» **TEXTABSCHNITT**:
((

Schaufenster und Expedition
Emmentaler Täuferjahr 2007
„Es ist eine belegte Tatsache, dass die Täufer im Alten Bern verfolgt, vertrieben, enteignet, eingekerkert, ja hingerichtet wurden.“ In seinem Vorwort zur 68-seitigen Programmbroschüre des Täuferjahrs spricht Franz von Graffenried, Präsident der Burgergemeinde Bern, knapp aus, was dem Emmental und angrenzenden Regionen über Generationen tiefe Wunden schlug. Wunden, die bleibende Prägungen hinterlassen haben dürften. Diese wollen die Organisatoren des Täuferjahrs ins Bewusstsein heben und ins Gespräch bringen.
Bunte Vielfalt
Laut der Berner Zeitung „interessiert das Thema weitherum“. Zum bunten Programm tragen Dutzende von Vereinen und Arbeitsgruppen, Kirchgemeinden und politischen Gemeinden bei. Täufer und Reformierte, Glaube und Gemeinschaft, Staat und Minderheiten, Alltag und Kultur: all dies wird aus zahlreichen Blickwinkeln thematisiert, mal geschichtsbewusst, mal aktualitätsbezogen.
Da gibt es, wie man im Bernbiet sagt, „auer Gattig“ (die verschiedensten) Anlässe: vom Schauquilten und Lesungen über Täuferfilme, amische Spielnachmittage und Wanderungen auf Täufer-Spuren bis hin zu Referaten über Täuferglauben und Hof- und Familienforschung. Der führende mennonitische Historiker Hanspeter Jecker hält diverse Vorträge über die Leute, die damals etwa als „landtsverderbliche Lätzköpffe“ angeschwärzt wurden. Aus den Anlässen heraus ragt die Wanderausstellung „getauft und gesegnet“, die an einem Dutzend Orten gezeigt wird.
Willkomm für Nachfahren der Verfolgten
Mit dem Täuferjahr soll nicht bloss das Selbstverständnis der Emmentaler erforscht, sondern auch die Region selbst als Wiege einer international ausstrahlenden religiösen Bewegung ins Licht gerückt werden. Neben von Graffenried gehören auch der holländische Botschafter in Bern Edo Hofland und der US-Kulturattaché dem Patronatskomitee an. Im 16. und 17. Jahrhundert fanden viele aus dem Berner Hoheitsgebiet vertriebene Täufer (Mennoniten und Amische) Aufnahme in den Niederlanden und jenseits des Atlantiks.

))

» **SCHRIFTLICHE AUFGABE**:
Welche Wanderausstellung hebt der Text zum Emmentaler Täuferjahr 2007 unter den Anlässen besonders hervor?

» **ERFASSTE ANGABEN**:
((

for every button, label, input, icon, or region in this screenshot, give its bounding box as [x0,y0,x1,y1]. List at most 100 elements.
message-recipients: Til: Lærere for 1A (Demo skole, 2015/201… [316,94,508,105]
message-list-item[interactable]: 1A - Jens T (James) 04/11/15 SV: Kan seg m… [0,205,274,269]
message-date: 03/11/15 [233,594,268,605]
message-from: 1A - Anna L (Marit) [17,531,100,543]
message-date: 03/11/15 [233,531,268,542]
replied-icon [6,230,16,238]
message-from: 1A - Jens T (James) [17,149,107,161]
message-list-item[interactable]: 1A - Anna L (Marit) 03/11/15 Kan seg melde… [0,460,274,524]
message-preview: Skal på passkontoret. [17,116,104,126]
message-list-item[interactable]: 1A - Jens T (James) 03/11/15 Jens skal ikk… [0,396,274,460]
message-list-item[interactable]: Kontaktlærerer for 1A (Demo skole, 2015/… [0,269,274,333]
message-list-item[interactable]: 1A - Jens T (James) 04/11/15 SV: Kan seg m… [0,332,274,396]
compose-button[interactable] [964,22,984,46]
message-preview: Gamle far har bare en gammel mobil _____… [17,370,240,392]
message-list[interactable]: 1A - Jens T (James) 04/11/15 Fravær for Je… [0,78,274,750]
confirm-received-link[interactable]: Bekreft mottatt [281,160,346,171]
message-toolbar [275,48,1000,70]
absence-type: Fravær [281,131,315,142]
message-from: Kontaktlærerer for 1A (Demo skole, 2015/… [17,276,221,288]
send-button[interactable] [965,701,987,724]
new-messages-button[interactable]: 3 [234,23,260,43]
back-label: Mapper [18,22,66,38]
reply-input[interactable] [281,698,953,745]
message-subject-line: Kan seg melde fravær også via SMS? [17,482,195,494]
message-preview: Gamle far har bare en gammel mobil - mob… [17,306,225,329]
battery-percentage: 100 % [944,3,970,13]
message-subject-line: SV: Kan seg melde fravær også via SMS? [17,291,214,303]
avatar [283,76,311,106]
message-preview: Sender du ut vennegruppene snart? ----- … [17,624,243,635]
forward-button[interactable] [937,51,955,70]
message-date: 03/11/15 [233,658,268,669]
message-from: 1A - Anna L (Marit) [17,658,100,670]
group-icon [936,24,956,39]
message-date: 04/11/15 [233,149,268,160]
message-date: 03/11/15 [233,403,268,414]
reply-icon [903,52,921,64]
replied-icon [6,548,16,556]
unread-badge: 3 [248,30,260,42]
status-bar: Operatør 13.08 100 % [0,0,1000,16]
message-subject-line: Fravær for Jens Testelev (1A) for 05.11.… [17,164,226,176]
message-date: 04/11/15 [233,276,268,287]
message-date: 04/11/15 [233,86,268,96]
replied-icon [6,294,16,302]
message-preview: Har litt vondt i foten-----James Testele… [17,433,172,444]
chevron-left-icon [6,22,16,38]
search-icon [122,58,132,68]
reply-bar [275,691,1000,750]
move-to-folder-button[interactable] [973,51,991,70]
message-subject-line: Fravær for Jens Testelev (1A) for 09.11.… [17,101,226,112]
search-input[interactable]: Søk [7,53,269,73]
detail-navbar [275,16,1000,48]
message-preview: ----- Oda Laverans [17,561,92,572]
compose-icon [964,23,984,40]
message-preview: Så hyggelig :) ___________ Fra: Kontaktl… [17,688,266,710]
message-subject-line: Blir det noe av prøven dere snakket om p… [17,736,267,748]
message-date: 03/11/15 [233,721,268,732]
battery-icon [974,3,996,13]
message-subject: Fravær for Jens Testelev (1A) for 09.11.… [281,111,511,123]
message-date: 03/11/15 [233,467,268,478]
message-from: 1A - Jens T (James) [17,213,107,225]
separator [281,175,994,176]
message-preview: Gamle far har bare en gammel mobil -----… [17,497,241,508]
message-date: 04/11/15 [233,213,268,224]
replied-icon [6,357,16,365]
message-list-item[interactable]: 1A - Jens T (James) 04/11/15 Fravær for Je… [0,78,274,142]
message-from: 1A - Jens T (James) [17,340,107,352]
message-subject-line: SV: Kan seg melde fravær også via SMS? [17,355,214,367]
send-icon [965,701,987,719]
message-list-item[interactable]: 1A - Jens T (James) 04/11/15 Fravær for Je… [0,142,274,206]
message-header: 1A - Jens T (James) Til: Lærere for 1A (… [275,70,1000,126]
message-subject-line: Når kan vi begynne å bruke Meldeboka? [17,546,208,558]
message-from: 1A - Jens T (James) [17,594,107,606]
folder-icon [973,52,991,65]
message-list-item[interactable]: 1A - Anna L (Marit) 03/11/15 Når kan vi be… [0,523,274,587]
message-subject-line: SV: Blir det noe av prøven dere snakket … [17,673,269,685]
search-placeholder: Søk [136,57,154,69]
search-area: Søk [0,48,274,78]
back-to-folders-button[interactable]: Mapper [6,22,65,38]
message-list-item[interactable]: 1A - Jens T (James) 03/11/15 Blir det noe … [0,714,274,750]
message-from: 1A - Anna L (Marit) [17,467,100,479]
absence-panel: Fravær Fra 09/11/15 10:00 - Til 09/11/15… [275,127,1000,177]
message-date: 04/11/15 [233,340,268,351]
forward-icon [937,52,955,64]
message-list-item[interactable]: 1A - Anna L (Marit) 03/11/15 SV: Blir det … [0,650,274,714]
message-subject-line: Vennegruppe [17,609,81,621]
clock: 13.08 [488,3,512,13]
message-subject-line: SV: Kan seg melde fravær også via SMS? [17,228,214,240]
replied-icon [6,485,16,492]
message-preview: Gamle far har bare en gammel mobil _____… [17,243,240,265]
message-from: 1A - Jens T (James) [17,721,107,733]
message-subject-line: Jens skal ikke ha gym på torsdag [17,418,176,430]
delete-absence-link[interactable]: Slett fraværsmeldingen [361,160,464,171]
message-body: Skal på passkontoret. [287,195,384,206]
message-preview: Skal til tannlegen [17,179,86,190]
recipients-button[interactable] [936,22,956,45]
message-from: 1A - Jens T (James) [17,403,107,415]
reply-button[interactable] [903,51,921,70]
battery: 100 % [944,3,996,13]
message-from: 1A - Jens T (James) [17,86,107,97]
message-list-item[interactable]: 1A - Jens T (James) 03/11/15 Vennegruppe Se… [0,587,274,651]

))

» **ANTWORT ZUR ÜBUNG**:
Die Wanderausstellung „getauft und gesegnet“.